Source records
* Start *

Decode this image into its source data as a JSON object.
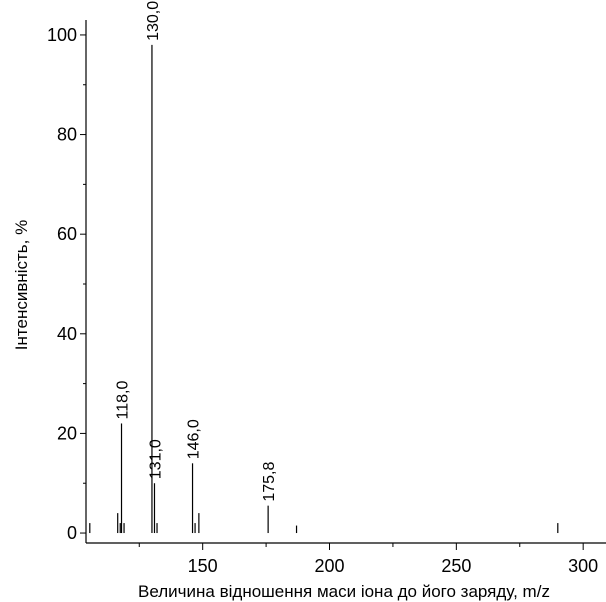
{
  "chart_data": {
    "type": "bar",
    "title": "",
    "xlabel": "Величина відношення маси іона до його заряду, m/z",
    "ylabel": "Інтенсивність, %",
    "xlim": [
      104,
      309
    ],
    "ylim": [
      -2,
      103
    ],
    "x_ticks": [
      "150",
      "200",
      "250",
      "300"
    ],
    "y_ticks": [
      "0",
      "20",
      "40",
      "60",
      "80",
      "100"
    ],
    "grid": false,
    "peaks": [
      {
        "x": 105.5,
        "y": 2,
        "label": ""
      },
      {
        "x": 116.5,
        "y": 4,
        "label": ""
      },
      {
        "x": 117.5,
        "y": 2,
        "label": ""
      },
      {
        "x": 118.0,
        "y": 22,
        "label": "118,0"
      },
      {
        "x": 119.0,
        "y": 2,
        "label": ""
      },
      {
        "x": 130.0,
        "y": 98,
        "label": "130,0"
      },
      {
        "x": 131.0,
        "y": 10,
        "label": "131,0"
      },
      {
        "x": 132.0,
        "y": 2,
        "label": ""
      },
      {
        "x": 146.0,
        "y": 14,
        "label": "146,0"
      },
      {
        "x": 147.0,
        "y": 2,
        "label": ""
      },
      {
        "x": 148.5,
        "y": 4,
        "label": ""
      },
      {
        "x": 175.8,
        "y": 5.5,
        "label": "175,8"
      },
      {
        "x": 187.0,
        "y": 1.5,
        "label": ""
      },
      {
        "x": 290.0,
        "y": 2,
        "label": ""
      }
    ]
  }
}
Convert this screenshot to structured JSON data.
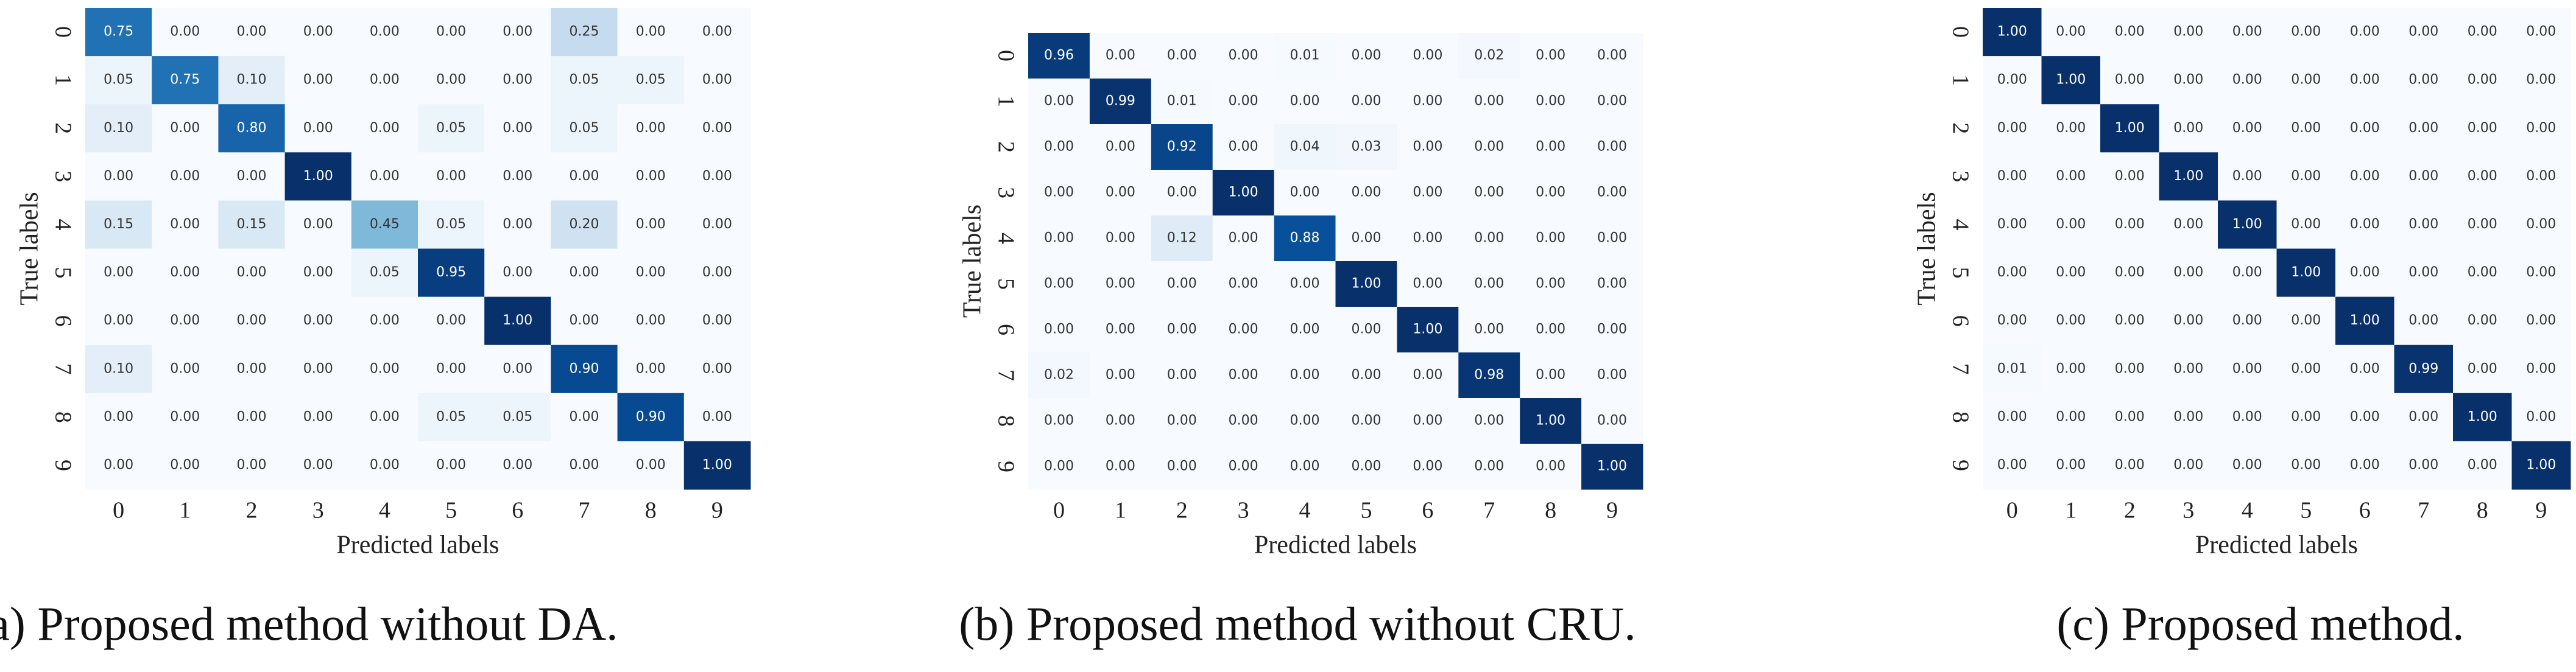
{
  "chart_data": [
    {
      "type": "heatmap",
      "caption": "(a) Proposed method without DA.",
      "xlabel": "Predicted labels",
      "ylabel": "True labels",
      "x_categories": [
        "0",
        "1",
        "2",
        "3",
        "4",
        "5",
        "6",
        "7",
        "8",
        "9"
      ],
      "y_categories": [
        "0",
        "1",
        "2",
        "3",
        "4",
        "5",
        "6",
        "7",
        "8",
        "9"
      ],
      "color_scale": [
        "#f7fbff",
        "#deebf7",
        "#c6dbef",
        "#9ecae1",
        "#6baed6",
        "#4292c6",
        "#2171b5",
        "#08519c",
        "#08306b"
      ],
      "values": [
        [
          0.75,
          0,
          0,
          0,
          0,
          0,
          0,
          0.25,
          0,
          0
        ],
        [
          0.05,
          0.75,
          0.1,
          0,
          0,
          0,
          0,
          0.05,
          0.05,
          0
        ],
        [
          0.1,
          0,
          0.8,
          0,
          0,
          0.05,
          0,
          0.05,
          0,
          0
        ],
        [
          0,
          0,
          0,
          1,
          0,
          0,
          0,
          0,
          0,
          0
        ],
        [
          0.15,
          0,
          0.15,
          0,
          0.45,
          0.05,
          0,
          0.2,
          0,
          0
        ],
        [
          0,
          0,
          0,
          0,
          0.05,
          0.95,
          0,
          0,
          0,
          0
        ],
        [
          0,
          0,
          0,
          0,
          0,
          0,
          1,
          0,
          0,
          0
        ],
        [
          0.1,
          0,
          0,
          0,
          0,
          0,
          0,
          0.9,
          0,
          0
        ],
        [
          0,
          0,
          0,
          0,
          0,
          0.05,
          0.05,
          0,
          0.9,
          0
        ],
        [
          0,
          0,
          0,
          0,
          0,
          0,
          0,
          0,
          0,
          1
        ]
      ],
      "value_labels": [
        [
          "0.75",
          "0.00",
          "0.00",
          "0.00",
          "0.00",
          "0.00",
          "0.00",
          "0.25",
          "0.00",
          "0.00"
        ],
        [
          "0.05",
          "0.75",
          "0.10",
          "0.00",
          "0.00",
          "0.00",
          "0.00",
          "0.05",
          "0.05",
          "0.00"
        ],
        [
          "0.10",
          "0.00",
          "0.80",
          "0.00",
          "0.00",
          "0.05",
          "0.00",
          "0.05",
          "0.00",
          "0.00"
        ],
        [
          "0.00",
          "0.00",
          "0.00",
          "1.00",
          "0.00",
          "0.00",
          "0.00",
          "0.00",
          "0.00",
          "0.00"
        ],
        [
          "0.15",
          "0.00",
          "0.15",
          "0.00",
          "0.45",
          "0.05",
          "0.00",
          "0.20",
          "0.00",
          "0.00"
        ],
        [
          "0.00",
          "0.00",
          "0.00",
          "0.00",
          "0.05",
          "0.95",
          "0.00",
          "0.00",
          "0.00",
          "0.00"
        ],
        [
          "0.00",
          "0.00",
          "0.00",
          "0.00",
          "0.00",
          "0.00",
          "1.00",
          "0.00",
          "0.00",
          "0.00"
        ],
        [
          "0.10",
          "0.00",
          "0.00",
          "0.00",
          "0.00",
          "0.00",
          "0.00",
          "0.90",
          "0.00",
          "0.00"
        ],
        [
          "0.00",
          "0.00",
          "0.00",
          "0.00",
          "0.00",
          "0.05",
          "0.05",
          "0.00",
          "0.90",
          "0.00"
        ],
        [
          "0.00",
          "0.00",
          "0.00",
          "0.00",
          "0.00",
          "0.00",
          "0.00",
          "0.00",
          "0.00",
          "1.00"
        ]
      ]
    },
    {
      "type": "heatmap",
      "caption": "(b) Proposed method without CRU.",
      "xlabel": "Predicted labels",
      "ylabel": "True labels",
      "x_categories": [
        "0",
        "1",
        "2",
        "3",
        "4",
        "5",
        "6",
        "7",
        "8",
        "9"
      ],
      "y_categories": [
        "0",
        "1",
        "2",
        "3",
        "4",
        "5",
        "6",
        "7",
        "8",
        "9"
      ],
      "color_scale": [
        "#f7fbff",
        "#deebf7",
        "#c6dbef",
        "#9ecae1",
        "#6baed6",
        "#4292c6",
        "#2171b5",
        "#08519c",
        "#08306b"
      ],
      "values": [
        [
          0.96,
          0,
          0,
          0,
          0.01,
          0,
          0,
          0.02,
          0,
          0
        ],
        [
          0,
          0.99,
          0.01,
          0,
          0,
          0,
          0,
          0,
          0,
          0
        ],
        [
          0,
          0,
          0.92,
          0,
          0.04,
          0.03,
          0,
          0,
          0,
          0
        ],
        [
          0,
          0,
          0,
          1,
          0,
          0,
          0,
          0,
          0,
          0
        ],
        [
          0,
          0,
          0.12,
          0,
          0.88,
          0,
          0,
          0,
          0,
          0
        ],
        [
          0,
          0,
          0,
          0,
          0,
          1,
          0,
          0,
          0,
          0
        ],
        [
          0,
          0,
          0,
          0,
          0,
          0,
          1,
          0,
          0,
          0
        ],
        [
          0.02,
          0,
          0,
          0,
          0,
          0,
          0,
          0.98,
          0,
          0
        ],
        [
          0,
          0,
          0,
          0,
          0,
          0,
          0,
          0,
          1,
          0
        ],
        [
          0,
          0,
          0,
          0,
          0,
          0,
          0,
          0,
          0,
          1
        ]
      ],
      "value_labels": [
        [
          "0.96",
          "0.00",
          "0.00",
          "0.00",
          "0.01",
          "0.00",
          "0.00",
          "0.02",
          "0.00",
          "0.00"
        ],
        [
          "0.00",
          "0.99",
          "0.01",
          "0.00",
          "0.00",
          "0.00",
          "0.00",
          "0.00",
          "0.00",
          "0.00"
        ],
        [
          "0.00",
          "0.00",
          "0.92",
          "0.00",
          "0.04",
          "0.03",
          "0.00",
          "0.00",
          "0.00",
          "0.00"
        ],
        [
          "0.00",
          "0.00",
          "0.00",
          "1.00",
          "0.00",
          "0.00",
          "0.00",
          "0.00",
          "0.00",
          "0.00"
        ],
        [
          "0.00",
          "0.00",
          "0.12",
          "0.00",
          "0.88",
          "0.00",
          "0.00",
          "0.00",
          "0.00",
          "0.00"
        ],
        [
          "0.00",
          "0.00",
          "0.00",
          "0.00",
          "0.00",
          "1.00",
          "0.00",
          "0.00",
          "0.00",
          "0.00"
        ],
        [
          "0.00",
          "0.00",
          "0.00",
          "0.00",
          "0.00",
          "0.00",
          "1.00",
          "0.00",
          "0.00",
          "0.00"
        ],
        [
          "0.02",
          "0.00",
          "0.00",
          "0.00",
          "0.00",
          "0.00",
          "0.00",
          "0.98",
          "0.00",
          "0.00"
        ],
        [
          "0.00",
          "0.00",
          "0.00",
          "0.00",
          "0.00",
          "0.00",
          "0.00",
          "0.00",
          "1.00",
          "0.00"
        ],
        [
          "0.00",
          "0.00",
          "0.00",
          "0.00",
          "0.00",
          "0.00",
          "0.00",
          "0.00",
          "0.00",
          "1.00"
        ]
      ]
    },
    {
      "type": "heatmap",
      "caption": "(c) Proposed method.",
      "xlabel": "Predicted labels",
      "ylabel": "True labels",
      "x_categories": [
        "0",
        "1",
        "2",
        "3",
        "4",
        "5",
        "6",
        "7",
        "8",
        "9"
      ],
      "y_categories": [
        "0",
        "1",
        "2",
        "3",
        "4",
        "5",
        "6",
        "7",
        "8",
        "9"
      ],
      "color_scale": [
        "#f7fbff",
        "#deebf7",
        "#c6dbef",
        "#9ecae1",
        "#6baed6",
        "#4292c6",
        "#2171b5",
        "#08519c",
        "#08306b"
      ],
      "values": [
        [
          1,
          0,
          0,
          0,
          0,
          0,
          0,
          0,
          0,
          0
        ],
        [
          0,
          1,
          0,
          0,
          0,
          0,
          0,
          0,
          0,
          0
        ],
        [
          0,
          0,
          1,
          0,
          0,
          0,
          0,
          0,
          0,
          0
        ],
        [
          0,
          0,
          0,
          1,
          0,
          0,
          0,
          0,
          0,
          0
        ],
        [
          0,
          0,
          0,
          0,
          1,
          0,
          0,
          0,
          0,
          0
        ],
        [
          0,
          0,
          0,
          0,
          0,
          1,
          0,
          0,
          0,
          0
        ],
        [
          0,
          0,
          0,
          0,
          0,
          0,
          1,
          0,
          0,
          0
        ],
        [
          0.01,
          0,
          0,
          0,
          0,
          0,
          0,
          0.99,
          0,
          0
        ],
        [
          0,
          0,
          0,
          0,
          0,
          0,
          0,
          0,
          1,
          0
        ],
        [
          0,
          0,
          0,
          0,
          0,
          0,
          0,
          0,
          0,
          1
        ]
      ],
      "value_labels": [
        [
          "1.00",
          "0.00",
          "0.00",
          "0.00",
          "0.00",
          "0.00",
          "0.00",
          "0.00",
          "0.00",
          "0.00"
        ],
        [
          "0.00",
          "1.00",
          "0.00",
          "0.00",
          "0.00",
          "0.00",
          "0.00",
          "0.00",
          "0.00",
          "0.00"
        ],
        [
          "0.00",
          "0.00",
          "1.00",
          "0.00",
          "0.00",
          "0.00",
          "0.00",
          "0.00",
          "0.00",
          "0.00"
        ],
        [
          "0.00",
          "0.00",
          "0.00",
          "1.00",
          "0.00",
          "0.00",
          "0.00",
          "0.00",
          "0.00",
          "0.00"
        ],
        [
          "0.00",
          "0.00",
          "0.00",
          "0.00",
          "1.00",
          "0.00",
          "0.00",
          "0.00",
          "0.00",
          "0.00"
        ],
        [
          "0.00",
          "0.00",
          "0.00",
          "0.00",
          "0.00",
          "1.00",
          "0.00",
          "0.00",
          "0.00",
          "0.00"
        ],
        [
          "0.00",
          "0.00",
          "0.00",
          "0.00",
          "0.00",
          "0.00",
          "1.00",
          "0.00",
          "0.00",
          "0.00"
        ],
        [
          "0.01",
          "0.00",
          "0.00",
          "0.00",
          "0.00",
          "0.00",
          "0.00",
          "0.99",
          "0.00",
          "0.00"
        ],
        [
          "0.00",
          "0.00",
          "0.00",
          "0.00",
          "0.00",
          "0.00",
          "0.00",
          "0.00",
          "1.00",
          "0.00"
        ],
        [
          "0.00",
          "0.00",
          "0.00",
          "0.00",
          "0.00",
          "0.00",
          "0.00",
          "0.00",
          "0.00",
          "1.00"
        ]
      ]
    }
  ]
}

* End *

Check each line of these records for the string "without" and state only how many lines have it.

2